| WHAT TO WORK ON |
Provide an exact reproduction of every entry.

begin RECORDS FOR THE EXERCISE

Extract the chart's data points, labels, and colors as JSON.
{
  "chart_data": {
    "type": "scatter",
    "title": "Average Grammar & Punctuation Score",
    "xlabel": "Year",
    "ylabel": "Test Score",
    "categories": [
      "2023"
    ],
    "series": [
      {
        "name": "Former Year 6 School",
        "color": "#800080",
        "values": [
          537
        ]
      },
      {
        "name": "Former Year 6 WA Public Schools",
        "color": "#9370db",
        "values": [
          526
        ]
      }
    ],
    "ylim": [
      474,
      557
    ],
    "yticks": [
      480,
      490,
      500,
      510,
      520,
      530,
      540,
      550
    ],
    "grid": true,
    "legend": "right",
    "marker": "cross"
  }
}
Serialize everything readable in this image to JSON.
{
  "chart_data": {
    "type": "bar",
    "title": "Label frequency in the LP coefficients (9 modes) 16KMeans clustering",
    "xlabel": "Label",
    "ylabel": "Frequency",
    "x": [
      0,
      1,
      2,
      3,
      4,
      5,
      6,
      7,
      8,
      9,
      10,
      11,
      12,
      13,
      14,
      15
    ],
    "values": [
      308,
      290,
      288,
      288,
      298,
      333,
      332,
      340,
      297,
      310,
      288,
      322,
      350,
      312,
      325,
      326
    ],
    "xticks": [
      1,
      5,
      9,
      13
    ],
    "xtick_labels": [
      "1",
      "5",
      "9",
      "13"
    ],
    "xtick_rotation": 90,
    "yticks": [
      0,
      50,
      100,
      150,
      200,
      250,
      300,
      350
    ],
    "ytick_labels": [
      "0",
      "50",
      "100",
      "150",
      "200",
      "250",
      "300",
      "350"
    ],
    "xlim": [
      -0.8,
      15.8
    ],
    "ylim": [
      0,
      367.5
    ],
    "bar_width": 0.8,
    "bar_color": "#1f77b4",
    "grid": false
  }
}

end RECORDS FOR THE EXERCISE

| EXERCISE ANSWER |
Extract the chart's data points, labels, and colors as JSON.
{
  "chart_data": {
    "type": "scatter",
    "title": "Average Grammar & Punctuation Score",
    "xlabel": "Year",
    "ylabel": "Test Score",
    "categories": [
      "2023"
    ],
    "series": [
      {
        "name": "Former Year 6 School",
        "color": "#800080",
        "values": [
          537
        ]
      },
      {
        "name": "Former Year 6 WA Public Schools",
        "color": "#9370db",
        "values": [
          526
        ]
      }
    ],
    "ylim": [
      474,
      557
    ],
    "yticks": [
      480,
      490,
      500,
      510,
      520,
      530,
      540,
      550
    ],
    "grid": true,
    "legend": "right",
    "marker": "cross"
  }
}
Serialize everything readable in this image to JSON.
{
  "chart_data": {
    "type": "bar",
    "title": "Label frequency in the LP coefficients (9 modes) 16KMeans clustering",
    "xlabel": "Label",
    "ylabel": "Frequency",
    "x": [
      0,
      1,
      2,
      3,
      4,
      5,
      6,
      7,
      8,
      9,
      10,
      11,
      12,
      13,
      14,
      15
    ],
    "values": [
      308,
      290,
      288,
      288,
      298,
      333,
      332,
      340,
      297,
      310,
      288,
      322,
      350,
      312,
      325,
      326
    ],
    "xticks": [
      1,
      5,
      9,
      13
    ],
    "xtick_labels": [
      "1",
      "5",
      "9",
      "13"
    ],
    "xtick_rotation": 90,
    "yticks": [
      0,
      50,
      100,
      150,
      200,
      250,
      300,
      350
    ],
    "ytick_labels": [
      "0",
      "50",
      "100",
      "150",
      "200",
      "250",
      "300",
      "350"
    ],
    "xlim": [
      -0.8,
      15.8
    ],
    "ylim": [
      0,
      367.5
    ],
    "bar_width": 0.8,
    "bar_color": "#1f77b4",
    "grid": false
  }
}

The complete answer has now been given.